— Begin Task data —

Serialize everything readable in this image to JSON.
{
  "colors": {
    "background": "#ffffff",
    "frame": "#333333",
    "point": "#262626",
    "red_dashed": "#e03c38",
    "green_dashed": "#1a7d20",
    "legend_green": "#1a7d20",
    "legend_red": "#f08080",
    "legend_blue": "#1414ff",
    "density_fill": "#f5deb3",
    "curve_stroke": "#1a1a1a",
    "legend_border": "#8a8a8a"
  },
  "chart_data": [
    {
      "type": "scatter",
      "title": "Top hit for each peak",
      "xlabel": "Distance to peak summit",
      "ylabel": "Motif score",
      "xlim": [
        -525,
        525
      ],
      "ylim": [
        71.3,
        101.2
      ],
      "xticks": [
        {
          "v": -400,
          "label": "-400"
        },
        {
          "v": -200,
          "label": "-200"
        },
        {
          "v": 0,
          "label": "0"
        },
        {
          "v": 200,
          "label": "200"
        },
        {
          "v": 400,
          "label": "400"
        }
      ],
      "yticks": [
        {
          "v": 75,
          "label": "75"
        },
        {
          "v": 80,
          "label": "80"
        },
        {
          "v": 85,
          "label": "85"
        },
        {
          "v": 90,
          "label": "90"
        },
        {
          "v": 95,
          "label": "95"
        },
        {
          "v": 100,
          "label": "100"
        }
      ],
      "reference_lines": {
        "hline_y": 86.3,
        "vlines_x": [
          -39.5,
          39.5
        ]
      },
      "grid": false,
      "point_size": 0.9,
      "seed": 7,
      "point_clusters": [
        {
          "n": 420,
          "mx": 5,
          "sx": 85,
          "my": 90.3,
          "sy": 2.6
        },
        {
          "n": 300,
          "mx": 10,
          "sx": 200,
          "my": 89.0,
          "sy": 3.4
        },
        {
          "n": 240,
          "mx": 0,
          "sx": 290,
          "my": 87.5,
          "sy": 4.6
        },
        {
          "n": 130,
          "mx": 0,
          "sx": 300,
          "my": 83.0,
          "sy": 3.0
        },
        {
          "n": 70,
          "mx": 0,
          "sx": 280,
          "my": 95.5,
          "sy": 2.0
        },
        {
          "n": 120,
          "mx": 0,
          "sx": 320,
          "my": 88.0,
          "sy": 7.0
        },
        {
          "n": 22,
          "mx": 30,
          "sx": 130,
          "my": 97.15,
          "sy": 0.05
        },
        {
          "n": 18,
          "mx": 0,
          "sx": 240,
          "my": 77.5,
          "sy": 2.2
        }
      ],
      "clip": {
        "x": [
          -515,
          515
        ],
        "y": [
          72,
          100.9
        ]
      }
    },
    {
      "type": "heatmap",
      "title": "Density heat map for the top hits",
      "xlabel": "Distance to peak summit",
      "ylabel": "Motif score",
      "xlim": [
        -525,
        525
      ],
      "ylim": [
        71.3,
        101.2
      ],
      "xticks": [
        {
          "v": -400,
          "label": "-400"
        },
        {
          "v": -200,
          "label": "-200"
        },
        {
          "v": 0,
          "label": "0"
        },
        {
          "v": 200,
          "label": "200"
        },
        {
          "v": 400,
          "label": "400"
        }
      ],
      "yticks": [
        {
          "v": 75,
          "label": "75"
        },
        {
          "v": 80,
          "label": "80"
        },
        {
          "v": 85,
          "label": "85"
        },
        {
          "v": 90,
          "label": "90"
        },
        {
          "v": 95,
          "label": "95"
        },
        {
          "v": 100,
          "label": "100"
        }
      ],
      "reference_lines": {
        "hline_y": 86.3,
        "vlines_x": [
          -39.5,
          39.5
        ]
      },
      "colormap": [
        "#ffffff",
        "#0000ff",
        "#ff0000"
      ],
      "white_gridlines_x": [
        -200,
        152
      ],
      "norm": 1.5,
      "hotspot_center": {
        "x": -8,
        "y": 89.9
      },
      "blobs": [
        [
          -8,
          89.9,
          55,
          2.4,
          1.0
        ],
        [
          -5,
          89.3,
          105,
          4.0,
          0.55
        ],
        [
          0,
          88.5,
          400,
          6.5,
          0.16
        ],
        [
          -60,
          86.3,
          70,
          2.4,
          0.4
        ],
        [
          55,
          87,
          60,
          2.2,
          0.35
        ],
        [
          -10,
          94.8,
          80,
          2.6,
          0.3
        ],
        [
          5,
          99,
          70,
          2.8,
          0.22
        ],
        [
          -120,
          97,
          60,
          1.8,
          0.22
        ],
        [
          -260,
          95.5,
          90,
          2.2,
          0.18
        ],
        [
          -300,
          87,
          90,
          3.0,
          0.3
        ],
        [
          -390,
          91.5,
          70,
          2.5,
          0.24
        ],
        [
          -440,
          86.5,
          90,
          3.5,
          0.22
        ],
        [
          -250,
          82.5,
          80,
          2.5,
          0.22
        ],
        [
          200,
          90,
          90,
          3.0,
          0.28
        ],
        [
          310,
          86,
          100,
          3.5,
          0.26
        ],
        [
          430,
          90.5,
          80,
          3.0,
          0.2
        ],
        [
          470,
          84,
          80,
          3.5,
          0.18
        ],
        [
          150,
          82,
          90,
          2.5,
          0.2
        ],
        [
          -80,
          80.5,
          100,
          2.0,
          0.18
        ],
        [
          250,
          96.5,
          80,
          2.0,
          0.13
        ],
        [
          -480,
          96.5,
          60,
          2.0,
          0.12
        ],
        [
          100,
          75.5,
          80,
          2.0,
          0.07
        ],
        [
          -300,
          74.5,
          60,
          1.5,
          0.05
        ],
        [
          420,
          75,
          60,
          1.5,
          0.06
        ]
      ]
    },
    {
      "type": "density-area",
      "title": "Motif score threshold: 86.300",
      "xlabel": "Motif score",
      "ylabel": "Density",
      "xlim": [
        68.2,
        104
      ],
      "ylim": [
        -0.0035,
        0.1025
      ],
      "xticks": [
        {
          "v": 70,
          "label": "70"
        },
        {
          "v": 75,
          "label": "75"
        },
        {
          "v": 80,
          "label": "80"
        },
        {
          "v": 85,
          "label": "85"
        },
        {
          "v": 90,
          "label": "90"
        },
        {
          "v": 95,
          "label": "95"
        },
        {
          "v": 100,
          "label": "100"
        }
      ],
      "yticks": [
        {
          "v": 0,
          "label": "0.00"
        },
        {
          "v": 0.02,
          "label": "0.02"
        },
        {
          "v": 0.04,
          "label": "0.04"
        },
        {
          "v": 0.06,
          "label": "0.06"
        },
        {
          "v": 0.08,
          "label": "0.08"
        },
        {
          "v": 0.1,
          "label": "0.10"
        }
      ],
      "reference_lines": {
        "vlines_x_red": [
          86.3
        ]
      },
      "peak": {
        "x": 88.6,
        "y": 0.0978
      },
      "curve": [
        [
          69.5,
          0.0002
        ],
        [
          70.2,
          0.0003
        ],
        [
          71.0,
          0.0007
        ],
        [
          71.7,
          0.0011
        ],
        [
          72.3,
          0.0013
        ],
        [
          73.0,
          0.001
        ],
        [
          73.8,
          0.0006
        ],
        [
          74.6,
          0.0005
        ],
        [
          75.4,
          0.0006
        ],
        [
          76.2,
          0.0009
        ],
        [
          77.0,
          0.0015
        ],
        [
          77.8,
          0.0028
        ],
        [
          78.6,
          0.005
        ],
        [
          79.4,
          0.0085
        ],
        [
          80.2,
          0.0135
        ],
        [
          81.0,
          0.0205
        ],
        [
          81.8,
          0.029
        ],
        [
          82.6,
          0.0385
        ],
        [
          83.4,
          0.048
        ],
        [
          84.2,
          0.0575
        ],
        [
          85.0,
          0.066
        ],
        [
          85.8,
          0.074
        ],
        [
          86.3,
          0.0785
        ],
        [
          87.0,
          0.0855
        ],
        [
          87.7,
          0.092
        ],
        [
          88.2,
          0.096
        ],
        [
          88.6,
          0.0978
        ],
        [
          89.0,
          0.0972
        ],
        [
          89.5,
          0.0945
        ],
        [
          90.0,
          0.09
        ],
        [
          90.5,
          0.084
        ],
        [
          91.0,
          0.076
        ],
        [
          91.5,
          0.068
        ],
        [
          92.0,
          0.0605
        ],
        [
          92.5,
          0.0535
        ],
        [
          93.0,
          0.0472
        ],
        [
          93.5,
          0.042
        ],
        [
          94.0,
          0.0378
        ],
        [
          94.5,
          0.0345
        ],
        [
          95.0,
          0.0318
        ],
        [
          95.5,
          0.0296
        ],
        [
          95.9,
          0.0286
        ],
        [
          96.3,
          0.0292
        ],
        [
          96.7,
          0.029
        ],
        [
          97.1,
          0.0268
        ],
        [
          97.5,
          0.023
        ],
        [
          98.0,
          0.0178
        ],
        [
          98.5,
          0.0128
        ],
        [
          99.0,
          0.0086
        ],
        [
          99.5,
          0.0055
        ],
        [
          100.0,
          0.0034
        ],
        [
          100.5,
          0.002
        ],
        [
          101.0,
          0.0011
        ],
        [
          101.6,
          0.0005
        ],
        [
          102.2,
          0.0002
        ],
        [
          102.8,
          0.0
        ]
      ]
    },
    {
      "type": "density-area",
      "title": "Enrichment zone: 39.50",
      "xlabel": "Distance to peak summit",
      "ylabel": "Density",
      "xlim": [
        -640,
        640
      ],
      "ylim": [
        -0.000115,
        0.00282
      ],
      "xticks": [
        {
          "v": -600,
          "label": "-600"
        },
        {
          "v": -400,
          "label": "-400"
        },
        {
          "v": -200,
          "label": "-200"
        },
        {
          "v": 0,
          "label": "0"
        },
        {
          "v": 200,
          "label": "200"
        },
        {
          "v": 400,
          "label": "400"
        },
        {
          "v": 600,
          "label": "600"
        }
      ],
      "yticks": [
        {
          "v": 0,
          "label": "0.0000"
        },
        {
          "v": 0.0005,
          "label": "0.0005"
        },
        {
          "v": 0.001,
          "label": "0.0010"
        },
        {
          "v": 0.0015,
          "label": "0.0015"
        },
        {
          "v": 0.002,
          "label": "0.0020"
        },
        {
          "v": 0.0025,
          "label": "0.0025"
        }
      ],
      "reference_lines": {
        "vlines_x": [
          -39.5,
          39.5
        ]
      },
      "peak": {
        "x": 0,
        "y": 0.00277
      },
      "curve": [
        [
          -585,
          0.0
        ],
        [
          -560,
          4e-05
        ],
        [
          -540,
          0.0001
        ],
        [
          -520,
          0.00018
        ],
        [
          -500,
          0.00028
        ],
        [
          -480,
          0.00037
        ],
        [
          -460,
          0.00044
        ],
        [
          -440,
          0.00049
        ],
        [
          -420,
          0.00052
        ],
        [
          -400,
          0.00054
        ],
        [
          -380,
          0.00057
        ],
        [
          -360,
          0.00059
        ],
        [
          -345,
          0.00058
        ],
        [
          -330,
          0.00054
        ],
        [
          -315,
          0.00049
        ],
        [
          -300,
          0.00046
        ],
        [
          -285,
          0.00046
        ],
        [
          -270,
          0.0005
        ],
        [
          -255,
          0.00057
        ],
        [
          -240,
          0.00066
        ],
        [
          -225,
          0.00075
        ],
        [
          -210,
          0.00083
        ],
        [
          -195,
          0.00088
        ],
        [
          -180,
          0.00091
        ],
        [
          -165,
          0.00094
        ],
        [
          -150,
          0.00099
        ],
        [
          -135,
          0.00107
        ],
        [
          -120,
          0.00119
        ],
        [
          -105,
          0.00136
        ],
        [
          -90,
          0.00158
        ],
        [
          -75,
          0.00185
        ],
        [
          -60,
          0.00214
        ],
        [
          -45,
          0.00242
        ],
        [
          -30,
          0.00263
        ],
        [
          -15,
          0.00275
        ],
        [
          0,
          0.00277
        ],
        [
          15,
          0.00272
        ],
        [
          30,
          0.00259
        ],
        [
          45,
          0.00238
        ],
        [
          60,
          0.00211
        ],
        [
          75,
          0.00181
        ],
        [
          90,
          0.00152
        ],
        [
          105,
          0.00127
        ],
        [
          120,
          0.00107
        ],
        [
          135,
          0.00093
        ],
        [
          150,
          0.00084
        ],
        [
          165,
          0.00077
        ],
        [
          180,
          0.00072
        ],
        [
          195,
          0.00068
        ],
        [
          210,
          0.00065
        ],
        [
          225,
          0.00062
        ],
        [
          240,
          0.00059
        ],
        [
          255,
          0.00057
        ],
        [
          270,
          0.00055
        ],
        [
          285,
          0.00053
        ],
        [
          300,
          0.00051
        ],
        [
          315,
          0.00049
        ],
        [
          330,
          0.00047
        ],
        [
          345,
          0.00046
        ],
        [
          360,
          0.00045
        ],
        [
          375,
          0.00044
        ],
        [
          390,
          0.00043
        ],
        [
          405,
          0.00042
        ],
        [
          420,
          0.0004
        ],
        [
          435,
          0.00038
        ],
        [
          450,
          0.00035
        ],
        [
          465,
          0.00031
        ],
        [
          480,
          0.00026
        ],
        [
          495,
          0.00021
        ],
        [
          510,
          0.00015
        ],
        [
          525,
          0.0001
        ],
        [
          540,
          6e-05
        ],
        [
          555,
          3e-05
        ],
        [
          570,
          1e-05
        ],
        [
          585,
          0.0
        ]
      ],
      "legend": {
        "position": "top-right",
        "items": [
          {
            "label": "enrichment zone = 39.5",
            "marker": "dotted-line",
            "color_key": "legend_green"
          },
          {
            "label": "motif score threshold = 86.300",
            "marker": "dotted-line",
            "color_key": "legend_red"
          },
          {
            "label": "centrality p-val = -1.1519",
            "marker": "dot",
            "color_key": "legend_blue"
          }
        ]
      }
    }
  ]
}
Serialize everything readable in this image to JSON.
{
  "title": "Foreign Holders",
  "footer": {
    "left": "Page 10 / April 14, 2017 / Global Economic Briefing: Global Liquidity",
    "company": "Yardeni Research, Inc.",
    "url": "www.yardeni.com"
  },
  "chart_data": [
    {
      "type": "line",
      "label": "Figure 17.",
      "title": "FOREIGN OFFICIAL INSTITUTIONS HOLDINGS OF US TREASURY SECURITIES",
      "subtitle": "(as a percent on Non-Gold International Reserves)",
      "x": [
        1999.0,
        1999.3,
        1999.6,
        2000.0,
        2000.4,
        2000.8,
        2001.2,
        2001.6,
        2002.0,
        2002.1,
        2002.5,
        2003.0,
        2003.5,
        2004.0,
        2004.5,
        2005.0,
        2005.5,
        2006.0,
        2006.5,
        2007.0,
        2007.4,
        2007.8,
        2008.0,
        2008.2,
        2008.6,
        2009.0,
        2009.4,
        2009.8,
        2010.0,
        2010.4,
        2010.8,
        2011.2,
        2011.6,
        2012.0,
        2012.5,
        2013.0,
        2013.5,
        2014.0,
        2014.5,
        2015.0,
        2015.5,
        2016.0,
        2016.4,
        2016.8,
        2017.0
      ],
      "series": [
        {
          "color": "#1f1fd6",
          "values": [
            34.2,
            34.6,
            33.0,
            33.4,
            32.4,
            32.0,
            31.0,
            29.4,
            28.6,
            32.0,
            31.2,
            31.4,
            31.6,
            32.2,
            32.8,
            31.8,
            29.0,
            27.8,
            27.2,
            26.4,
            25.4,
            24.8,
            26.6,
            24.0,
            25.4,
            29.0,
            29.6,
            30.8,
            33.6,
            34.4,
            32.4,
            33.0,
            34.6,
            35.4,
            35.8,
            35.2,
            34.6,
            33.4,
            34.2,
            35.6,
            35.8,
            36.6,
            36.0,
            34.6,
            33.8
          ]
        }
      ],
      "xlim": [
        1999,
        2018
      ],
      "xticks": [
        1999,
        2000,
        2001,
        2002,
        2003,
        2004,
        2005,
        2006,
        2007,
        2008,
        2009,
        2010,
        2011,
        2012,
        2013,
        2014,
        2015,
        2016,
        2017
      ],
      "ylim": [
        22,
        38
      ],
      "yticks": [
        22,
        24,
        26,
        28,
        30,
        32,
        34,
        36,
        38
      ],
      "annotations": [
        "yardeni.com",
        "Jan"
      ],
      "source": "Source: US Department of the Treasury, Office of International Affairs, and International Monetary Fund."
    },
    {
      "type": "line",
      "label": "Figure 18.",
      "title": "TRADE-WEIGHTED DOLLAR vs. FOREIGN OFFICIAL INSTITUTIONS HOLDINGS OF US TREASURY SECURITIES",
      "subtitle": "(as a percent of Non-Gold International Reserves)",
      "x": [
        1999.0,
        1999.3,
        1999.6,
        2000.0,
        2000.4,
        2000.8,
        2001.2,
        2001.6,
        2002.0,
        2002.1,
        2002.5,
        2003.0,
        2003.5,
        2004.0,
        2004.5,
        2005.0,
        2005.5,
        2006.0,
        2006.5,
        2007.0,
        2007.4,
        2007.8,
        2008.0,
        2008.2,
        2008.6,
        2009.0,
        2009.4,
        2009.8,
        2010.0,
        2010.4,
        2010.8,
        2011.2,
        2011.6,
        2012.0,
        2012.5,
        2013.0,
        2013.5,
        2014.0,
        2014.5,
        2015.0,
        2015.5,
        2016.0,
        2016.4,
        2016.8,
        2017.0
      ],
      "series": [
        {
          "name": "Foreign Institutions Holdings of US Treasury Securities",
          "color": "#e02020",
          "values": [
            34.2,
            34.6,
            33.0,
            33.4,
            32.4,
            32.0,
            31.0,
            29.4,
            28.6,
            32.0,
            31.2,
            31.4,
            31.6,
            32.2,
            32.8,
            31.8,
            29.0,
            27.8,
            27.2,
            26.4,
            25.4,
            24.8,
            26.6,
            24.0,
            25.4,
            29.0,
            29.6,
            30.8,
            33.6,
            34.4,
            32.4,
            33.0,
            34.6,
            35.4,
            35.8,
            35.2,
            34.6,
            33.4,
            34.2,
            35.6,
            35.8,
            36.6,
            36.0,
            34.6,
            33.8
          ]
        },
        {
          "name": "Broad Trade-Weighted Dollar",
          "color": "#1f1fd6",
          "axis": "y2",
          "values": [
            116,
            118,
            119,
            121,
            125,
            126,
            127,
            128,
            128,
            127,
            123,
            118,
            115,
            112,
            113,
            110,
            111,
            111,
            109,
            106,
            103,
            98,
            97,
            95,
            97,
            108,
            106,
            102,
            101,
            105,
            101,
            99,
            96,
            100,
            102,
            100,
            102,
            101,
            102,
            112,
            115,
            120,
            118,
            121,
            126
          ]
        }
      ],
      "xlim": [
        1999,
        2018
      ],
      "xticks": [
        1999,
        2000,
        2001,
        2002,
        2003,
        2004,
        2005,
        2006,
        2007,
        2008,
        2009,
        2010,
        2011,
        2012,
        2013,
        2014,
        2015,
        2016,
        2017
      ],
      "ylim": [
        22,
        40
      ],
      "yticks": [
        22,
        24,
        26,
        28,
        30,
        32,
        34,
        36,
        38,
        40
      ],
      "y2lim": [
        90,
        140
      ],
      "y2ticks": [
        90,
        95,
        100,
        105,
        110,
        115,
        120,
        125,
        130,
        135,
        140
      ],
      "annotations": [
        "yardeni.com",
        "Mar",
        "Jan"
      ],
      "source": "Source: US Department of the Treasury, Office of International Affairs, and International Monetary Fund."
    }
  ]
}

— End Task data —

* **What this task involves**: State the number of lines in these entries that include the string "zone". Provide nothing beyond that number.

* **Answer for the task**: 2